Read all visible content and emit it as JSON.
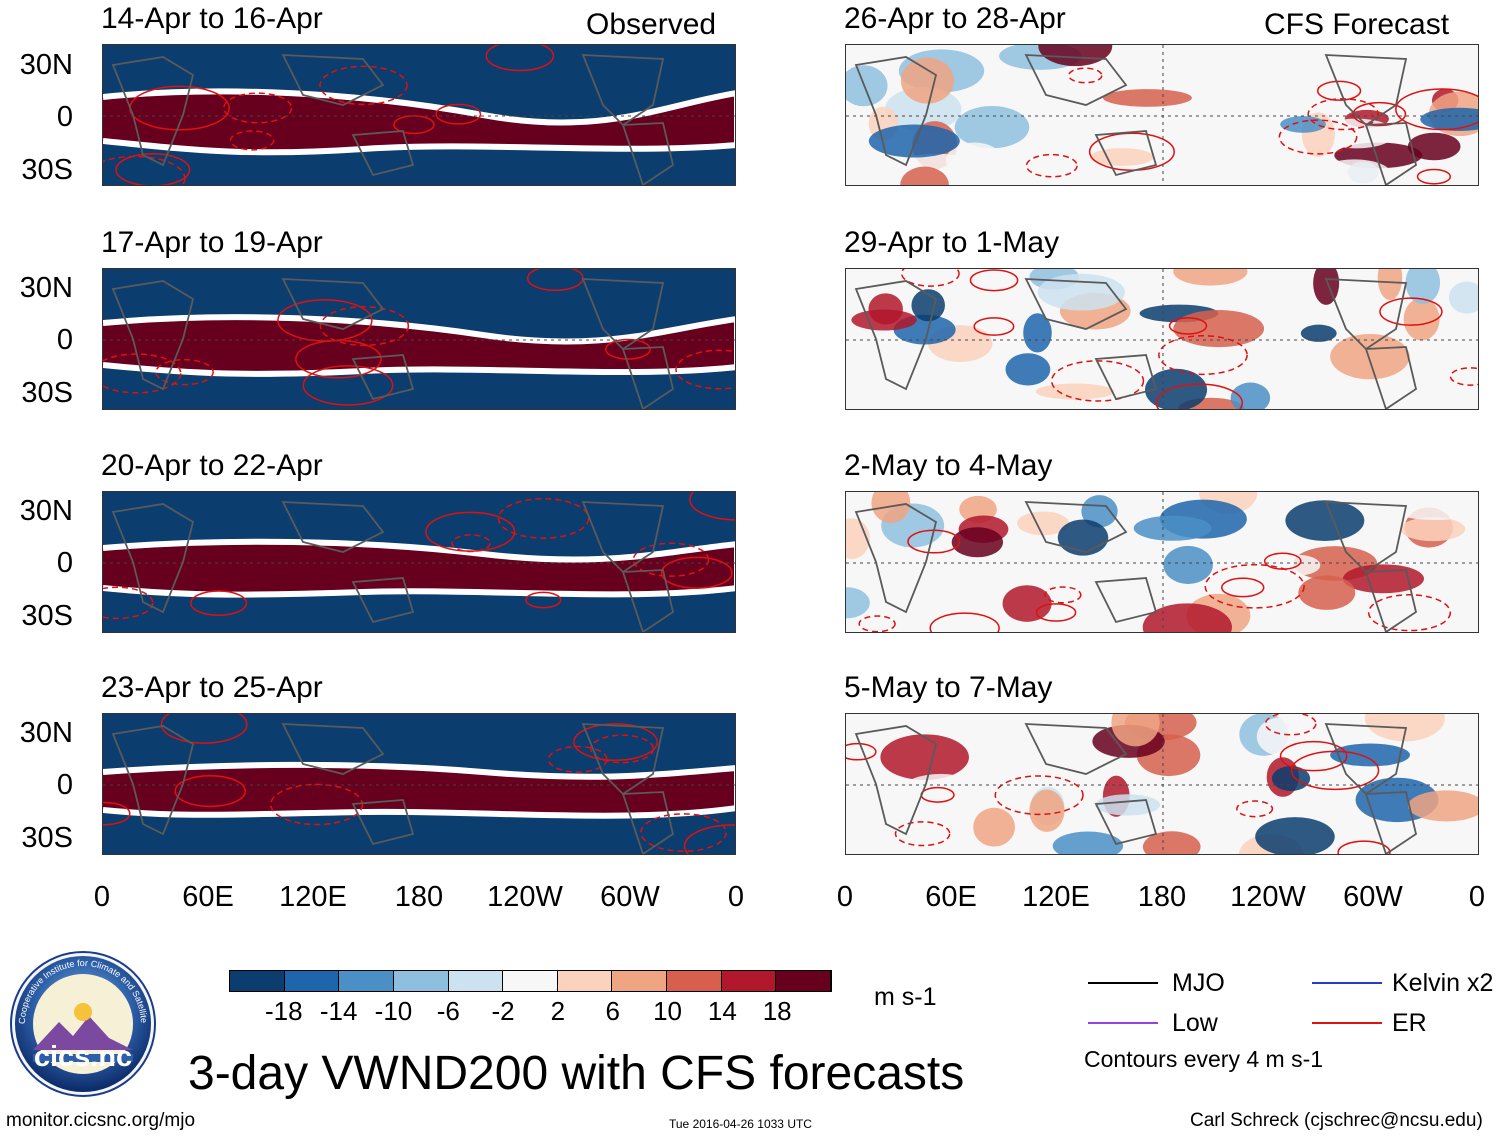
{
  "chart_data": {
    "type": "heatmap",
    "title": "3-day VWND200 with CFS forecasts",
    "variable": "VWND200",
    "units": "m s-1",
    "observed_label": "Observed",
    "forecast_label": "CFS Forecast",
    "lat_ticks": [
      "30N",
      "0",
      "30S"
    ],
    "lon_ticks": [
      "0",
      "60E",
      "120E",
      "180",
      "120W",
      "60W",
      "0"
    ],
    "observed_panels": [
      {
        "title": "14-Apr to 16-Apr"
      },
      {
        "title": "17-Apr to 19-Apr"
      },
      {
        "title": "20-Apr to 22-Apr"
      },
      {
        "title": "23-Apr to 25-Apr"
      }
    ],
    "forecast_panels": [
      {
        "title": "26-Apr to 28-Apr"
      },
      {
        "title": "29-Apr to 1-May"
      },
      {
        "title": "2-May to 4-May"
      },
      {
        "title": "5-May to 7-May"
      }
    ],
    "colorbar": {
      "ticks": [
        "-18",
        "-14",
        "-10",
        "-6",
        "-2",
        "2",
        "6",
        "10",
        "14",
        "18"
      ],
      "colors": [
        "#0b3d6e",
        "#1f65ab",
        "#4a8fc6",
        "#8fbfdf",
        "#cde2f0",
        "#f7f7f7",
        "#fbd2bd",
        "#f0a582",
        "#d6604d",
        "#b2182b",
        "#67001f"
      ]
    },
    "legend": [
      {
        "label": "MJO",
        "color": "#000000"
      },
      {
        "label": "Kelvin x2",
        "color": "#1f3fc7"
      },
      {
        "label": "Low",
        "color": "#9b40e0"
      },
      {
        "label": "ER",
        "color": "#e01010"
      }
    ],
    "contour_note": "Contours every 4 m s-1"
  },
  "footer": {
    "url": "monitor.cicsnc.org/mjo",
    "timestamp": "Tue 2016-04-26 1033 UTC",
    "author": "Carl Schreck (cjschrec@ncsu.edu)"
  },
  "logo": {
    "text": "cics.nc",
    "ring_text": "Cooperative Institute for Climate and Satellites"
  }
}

************

Given request:
Transcribe every entry word for word, but skip the pictures.

Exercise solution:
Read all visible content and emit it as JSON.
{
  "chart_data": {
    "type": "heatmap",
    "title": "3-day VWND200 with CFS forecasts",
    "variable": "VWND200",
    "units": "m s-1",
    "observed_label": "Observed",
    "forecast_label": "CFS Forecast",
    "lat_ticks": [
      "30N",
      "0",
      "30S"
    ],
    "lon_ticks": [
      "0",
      "60E",
      "120E",
      "180",
      "120W",
      "60W",
      "0"
    ],
    "observed_panels": [
      {
        "title": "14-Apr to 16-Apr"
      },
      {
        "title": "17-Apr to 19-Apr"
      },
      {
        "title": "20-Apr to 22-Apr"
      },
      {
        "title": "23-Apr to 25-Apr"
      }
    ],
    "forecast_panels": [
      {
        "title": "26-Apr to 28-Apr"
      },
      {
        "title": "29-Apr to 1-May"
      },
      {
        "title": "2-May to 4-May"
      },
      {
        "title": "5-May to 7-May"
      }
    ],
    "colorbar": {
      "ticks": [
        "-18",
        "-14",
        "-10",
        "-6",
        "-2",
        "2",
        "6",
        "10",
        "14",
        "18"
      ],
      "colors": [
        "#0b3d6e",
        "#1f65ab",
        "#4a8fc6",
        "#8fbfdf",
        "#cde2f0",
        "#f7f7f7",
        "#fbd2bd",
        "#f0a582",
        "#d6604d",
        "#b2182b",
        "#67001f"
      ]
    },
    "legend": [
      {
        "label": "MJO",
        "color": "#000000"
      },
      {
        "label": "Kelvin x2",
        "color": "#1f3fc7"
      },
      {
        "label": "Low",
        "color": "#9b40e0"
      },
      {
        "label": "ER",
        "color": "#e01010"
      }
    ],
    "contour_note": "Contours every 4 m s-1"
  },
  "footer": {
    "url": "monitor.cicsnc.org/mjo",
    "timestamp": "Tue 2016-04-26 1033 UTC",
    "author": "Carl Schreck (cjschrec@ncsu.edu)"
  },
  "logo": {
    "text": "cics.nc",
    "ring_text": "Cooperative Institute for Climate and Satellites"
  }
}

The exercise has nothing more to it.